TEXT TO READ:
'''
"East of the Sun and West of the Moon" () is a Norwegian fairy tale. It was included by Andrew Lang in The Blue Fairy Book (1890).

"East of the Sun and West of the Moon" was collected by Peter Christen Asbjørnsen and Jørgen Moe.  It is Aarne–Thompson type 425A, the search for the lost husband; other tales of this type include "Black Bull of Norroway", "The Brown Bear of Norway", "The Daughter of the Skies", "The Enchanted Pig", "The Tale of the Hoodie", "Master Semolina", "The Sprig of Rosemary", "The Enchanted Snake", and "White-Bear-King-Valemon". The Swedish version is called "Prince Hat under the Ground". It was likely an offspring from the tale of "Cupid and Psyche" in The Golden Ass, which gave rise to similar animal bridegroom cycles such as "Beauty and the Beast".

Synopsis
The White Bear approaches a poor peasant and asks if he will give him his prettiest and youngest daughter; in return, the bear will make the man rich. The girl is reluctant, so the peasant asks the bear to return, and in the meantime, persuades her to marry the bear. The White Bear takes her off to a magnificent enchanted castle. At night, he discards his bear form, and comes to her bed as a man. She never sees him, however, because he enters her bedroom after she extinguishes the light, and leaves before daybreak.

When she grows homesick, the bear agrees that she might go home as long as she agrees that she will never speak with her mother alone, but only when other people are around. At home, her family welcomes her, and her mother makes persistent attempts to speak with her alone. She finally persuades her daughter to disclose the entire account about the strange man who sleeps beside her in the dark each night, and leaves before daybreak. In response to the girl's story, she insists that the White Bear must really be a troll, gives her a candle, and tells her to light it at night, to see who is sharing her bed, warning her not to spill any tallow.

The girl obeys, and discovers that the bear is actually an attractive prince. Falling in love with him at first sight, she kisses him, and spills three drops of tallow on him. Waking him, thus, she is told that if she had waited for a year, he would have been free, but now he must go to his wicked stepmother, a witch-queen who turned him into his form and lives in a castle that lies "east of the Sun and west of the Moon", and marry her daughter, a witch-princess.

In the morning, the girl finds that the palace has vanished. She sets out in search of the prince.  Coming to a great mountain, she finds an old woman playing with a golden apple. She asks the old woman if she knows the way to the castle that lies east of the Sun and west of the Moon. The old woman cannot tell her the way, but lends her a horse to ride to a neighbor who might be able to, and gives her the apple. The neighbor is sitting outside another mountain, with a golden carding comb. She, also, does not know the way to the castle, but lends the girl another horse to ride to another neighbor who might know, and gives her the carding comb. That third old woman does not know the way to the castle either, but lends the girl another horse to ride to the East Wind, and gives her the golden spinning wheel with which she had been working.
'''
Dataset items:
'''
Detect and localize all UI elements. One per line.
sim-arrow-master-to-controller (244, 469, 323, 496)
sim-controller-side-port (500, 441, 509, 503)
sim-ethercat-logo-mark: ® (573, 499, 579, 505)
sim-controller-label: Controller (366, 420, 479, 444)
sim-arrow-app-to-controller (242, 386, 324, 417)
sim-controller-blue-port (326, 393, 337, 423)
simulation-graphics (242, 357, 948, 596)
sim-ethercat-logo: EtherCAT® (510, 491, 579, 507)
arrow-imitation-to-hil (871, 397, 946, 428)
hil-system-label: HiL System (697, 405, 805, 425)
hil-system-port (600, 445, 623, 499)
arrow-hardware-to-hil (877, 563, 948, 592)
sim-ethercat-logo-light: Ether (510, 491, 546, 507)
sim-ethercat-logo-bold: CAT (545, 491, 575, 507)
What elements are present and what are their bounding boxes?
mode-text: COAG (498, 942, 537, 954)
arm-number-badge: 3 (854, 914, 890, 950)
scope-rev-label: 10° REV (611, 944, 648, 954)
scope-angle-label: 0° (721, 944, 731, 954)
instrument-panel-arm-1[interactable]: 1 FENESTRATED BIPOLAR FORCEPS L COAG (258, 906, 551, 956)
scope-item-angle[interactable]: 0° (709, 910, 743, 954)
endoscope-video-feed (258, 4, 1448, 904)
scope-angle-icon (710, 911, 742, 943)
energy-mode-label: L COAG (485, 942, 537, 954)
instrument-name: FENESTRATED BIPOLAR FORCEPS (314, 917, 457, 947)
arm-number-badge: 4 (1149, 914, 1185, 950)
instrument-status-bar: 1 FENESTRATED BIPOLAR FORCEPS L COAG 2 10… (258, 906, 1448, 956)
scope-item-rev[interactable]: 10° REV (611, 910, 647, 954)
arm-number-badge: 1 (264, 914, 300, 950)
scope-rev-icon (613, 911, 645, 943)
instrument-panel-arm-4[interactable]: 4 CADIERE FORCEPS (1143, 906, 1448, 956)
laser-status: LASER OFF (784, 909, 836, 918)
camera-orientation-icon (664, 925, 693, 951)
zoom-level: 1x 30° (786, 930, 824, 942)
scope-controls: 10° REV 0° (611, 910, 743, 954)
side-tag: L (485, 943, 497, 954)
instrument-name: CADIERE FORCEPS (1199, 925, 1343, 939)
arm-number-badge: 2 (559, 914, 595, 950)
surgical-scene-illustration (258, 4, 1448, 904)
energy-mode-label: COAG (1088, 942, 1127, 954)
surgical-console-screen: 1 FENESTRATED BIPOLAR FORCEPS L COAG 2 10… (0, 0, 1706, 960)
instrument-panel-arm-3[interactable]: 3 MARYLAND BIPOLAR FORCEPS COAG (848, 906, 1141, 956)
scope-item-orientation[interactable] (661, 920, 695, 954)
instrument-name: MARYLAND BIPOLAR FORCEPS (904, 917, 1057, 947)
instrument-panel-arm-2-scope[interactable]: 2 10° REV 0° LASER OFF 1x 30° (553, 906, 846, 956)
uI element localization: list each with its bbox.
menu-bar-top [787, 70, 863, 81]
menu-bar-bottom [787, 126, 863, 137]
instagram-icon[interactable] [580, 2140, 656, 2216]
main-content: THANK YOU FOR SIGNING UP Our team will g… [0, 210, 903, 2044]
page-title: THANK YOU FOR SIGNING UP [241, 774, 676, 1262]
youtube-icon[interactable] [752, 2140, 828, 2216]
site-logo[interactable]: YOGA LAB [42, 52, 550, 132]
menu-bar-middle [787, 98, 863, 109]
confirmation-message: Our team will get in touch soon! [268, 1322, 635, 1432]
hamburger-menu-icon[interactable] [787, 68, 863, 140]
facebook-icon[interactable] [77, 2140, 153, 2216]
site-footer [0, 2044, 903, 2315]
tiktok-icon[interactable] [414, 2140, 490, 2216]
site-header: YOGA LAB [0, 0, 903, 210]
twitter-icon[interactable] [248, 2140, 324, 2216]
'''
EXERCISES TO COMPLETE:
1. Reproduce word for word the part of the article on the Norwegian fairy tale starting with "The girl obeys, and" and going on through "daughter, a witch-princess.".
2. Carry on the article on the Norwegian fairy tale, picking up right after its last sentence.
The items are material of their own, separate from the article on the Norwegian fairy tale.

EXERCISE ANSWERS:
1.
The girl obeys, and discovers that the bear is actually an attractive prince. Falling in love with him at first sight, she kisses him, and spills three drops of tallow on him. Waking him, thus, she is told that if she had waited for a year, he would have been free, but now he must go to his wicked stepmother, a witch-queen who turned him into his form and lives in a castle that lies "east of the Sun and west of the Moon", and marry her daughter, a witch-princess.

2.
The East Wind has never been to the castle that lies east of the Sun and west of the Moon, but believes his stronger brother, the West Wind might have been there. He takes her to the West Wind, who brings her to the South Wind for the same reason. The South Wind brings her to the North Wind, again, for the same reason. The North Wind says he once exhausted himself blowing an aspen leaf to her desired destination, but would take her there if she was absolutely determined to go there. The girl says she is determined to go there, and so, he takes her there.

The morning after her arrival at the queen's castle, the girl starts to play with the golden apple. The queen's daughter, who is betrothed to the prince, sees the golden plaything, and says to the girl that she would like to buy it. The girl agrees to part with it in exchange for a night with the prince. The princess agrees to the exchange, but gives the prince a sleeping drink, so that he cannot be woken up. These events recur the next night, after the girl gives the princess the gold carding comb. This time, the girl's weeping and plaintive utterances, as she attempts to awaken the prince, are overheard by imprisoned townspeople within the castle. They report to him what they had overheard. On the third day, the princess agrees to another night in the prince's bedchamber in exchange for the girl's golden spinning wheel. That night, the prince does not drink the potion that the princess brings him, and so, he is awake for the girl's visit.

The prince tells her how she can save him: He will declare that he will marry anyone who can wash out the tallow stains from his shirt, since his stepmother and her daughter cannot do it. He would call on the girl for this purpose. When she succeeds, he would claim her for his bride. The plan works out, and rage causes the two witches to explode. The spell is broken, and the prince no longer needs to assume his bear form during the day. He and his bride free the prisoners within the castle, and leave it far behind them with all the gold and silver that had been housed within it.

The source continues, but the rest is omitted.